[Saved data entries]
+ + + +
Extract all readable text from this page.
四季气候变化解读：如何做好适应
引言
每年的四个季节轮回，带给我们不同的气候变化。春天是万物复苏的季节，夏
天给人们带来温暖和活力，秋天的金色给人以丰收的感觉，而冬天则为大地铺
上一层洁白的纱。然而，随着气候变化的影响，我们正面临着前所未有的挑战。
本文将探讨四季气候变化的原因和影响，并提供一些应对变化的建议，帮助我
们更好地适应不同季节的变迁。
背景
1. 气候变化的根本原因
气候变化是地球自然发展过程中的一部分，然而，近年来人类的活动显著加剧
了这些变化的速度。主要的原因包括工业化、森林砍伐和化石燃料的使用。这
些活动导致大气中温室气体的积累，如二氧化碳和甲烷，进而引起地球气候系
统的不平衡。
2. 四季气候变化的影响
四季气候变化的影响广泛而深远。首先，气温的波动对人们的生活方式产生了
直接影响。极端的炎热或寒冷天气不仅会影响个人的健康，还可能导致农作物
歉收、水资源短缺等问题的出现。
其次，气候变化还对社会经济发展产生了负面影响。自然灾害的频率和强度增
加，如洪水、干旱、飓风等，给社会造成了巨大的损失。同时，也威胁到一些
+ + + +
INSTRUCTIONS FOR THE TASK: Nothing should be changed: write out all of the data as is.

COMPLETE ANSWER:
Extract all readable text from this page.
四季气候变化解读：如何做好适应
引言
每年的四个季节轮回，带给我们不同的气候变化。春天是万物复苏的季节，夏
天给人们带来温暖和活力，秋天的金色给人以丰收的感觉，而冬天则为大地铺
上一层洁白的纱。然而，随着气候变化的影响，我们正面临着前所未有的挑战。
本文将探讨四季气候变化的原因和影响，并提供一些应对变化的建议，帮助我
们更好地适应不同季节的变迁。
背景
1. 气候变化的根本原因
气候变化是地球自然发展过程中的一部分，然而，近年来人类的活动显著加剧
了这些变化的速度。主要的原因包括工业化、森林砍伐和化石燃料的使用。这
些活动导致大气中温室气体的积累，如二氧化碳和甲烷，进而引起地球气候系
统的不平衡。
2. 四季气候变化的影响
四季气候变化的影响广泛而深远。首先，气温的波动对人们的生活方式产生了
直接影响。极端的炎热或寒冷天气不仅会影响个人的健康，还可能导致农作物
歉收、水资源短缺等问题的出现。
其次，气候变化还对社会经济发展产生了负面影响。自然灾害的频率和强度增
加，如洪水、干旱、飓风等，给社会造成了巨大的损失。同时，也威胁到一些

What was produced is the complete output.